Pick every line from the data that holds the word "school".

Items from a dataset
□ □ □ □ □ □ □

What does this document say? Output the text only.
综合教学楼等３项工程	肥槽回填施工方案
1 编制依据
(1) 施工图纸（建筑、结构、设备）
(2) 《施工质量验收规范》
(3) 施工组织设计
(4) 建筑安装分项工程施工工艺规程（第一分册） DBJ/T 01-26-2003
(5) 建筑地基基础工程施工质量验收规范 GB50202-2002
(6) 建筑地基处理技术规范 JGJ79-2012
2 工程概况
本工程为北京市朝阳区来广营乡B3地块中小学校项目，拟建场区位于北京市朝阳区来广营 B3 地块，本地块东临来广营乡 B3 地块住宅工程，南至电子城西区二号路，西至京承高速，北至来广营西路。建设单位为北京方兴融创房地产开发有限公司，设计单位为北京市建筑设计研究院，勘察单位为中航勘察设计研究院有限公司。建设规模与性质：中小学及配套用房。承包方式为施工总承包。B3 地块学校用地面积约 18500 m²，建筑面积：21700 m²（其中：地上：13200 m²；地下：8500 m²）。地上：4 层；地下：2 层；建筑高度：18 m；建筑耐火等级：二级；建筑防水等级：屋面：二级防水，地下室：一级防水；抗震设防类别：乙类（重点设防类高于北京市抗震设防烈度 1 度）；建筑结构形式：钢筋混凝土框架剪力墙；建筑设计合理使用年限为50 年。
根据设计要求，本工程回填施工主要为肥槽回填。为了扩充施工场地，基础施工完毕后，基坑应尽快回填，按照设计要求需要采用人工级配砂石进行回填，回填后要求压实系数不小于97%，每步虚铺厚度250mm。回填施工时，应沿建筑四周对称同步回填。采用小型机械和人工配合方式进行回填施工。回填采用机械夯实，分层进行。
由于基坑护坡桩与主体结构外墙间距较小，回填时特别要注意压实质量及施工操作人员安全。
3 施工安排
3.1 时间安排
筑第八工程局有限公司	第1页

□ □ □ □ □ □ □

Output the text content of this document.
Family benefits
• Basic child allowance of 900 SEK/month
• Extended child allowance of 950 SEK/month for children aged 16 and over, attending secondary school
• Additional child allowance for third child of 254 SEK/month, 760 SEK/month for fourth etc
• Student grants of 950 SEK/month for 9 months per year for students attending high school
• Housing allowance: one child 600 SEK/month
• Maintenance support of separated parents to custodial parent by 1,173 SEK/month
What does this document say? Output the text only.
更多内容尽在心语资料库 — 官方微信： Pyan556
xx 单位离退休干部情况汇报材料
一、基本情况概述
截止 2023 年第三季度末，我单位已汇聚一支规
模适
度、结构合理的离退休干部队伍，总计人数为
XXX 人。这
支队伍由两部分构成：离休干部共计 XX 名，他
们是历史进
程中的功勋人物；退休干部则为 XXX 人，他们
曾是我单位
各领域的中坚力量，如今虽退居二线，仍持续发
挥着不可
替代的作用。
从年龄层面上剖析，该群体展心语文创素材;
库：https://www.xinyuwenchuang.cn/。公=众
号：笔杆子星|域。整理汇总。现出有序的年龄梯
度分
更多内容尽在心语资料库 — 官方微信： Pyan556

□ □ □ □ □ □ □

[EXPECTED OUTPUT]
• Extended child allowance of 950 SEK/month for children aged 16 and over, attending secondary school
• Student grants of 950 SEK/month for 9 months per year for students attending high school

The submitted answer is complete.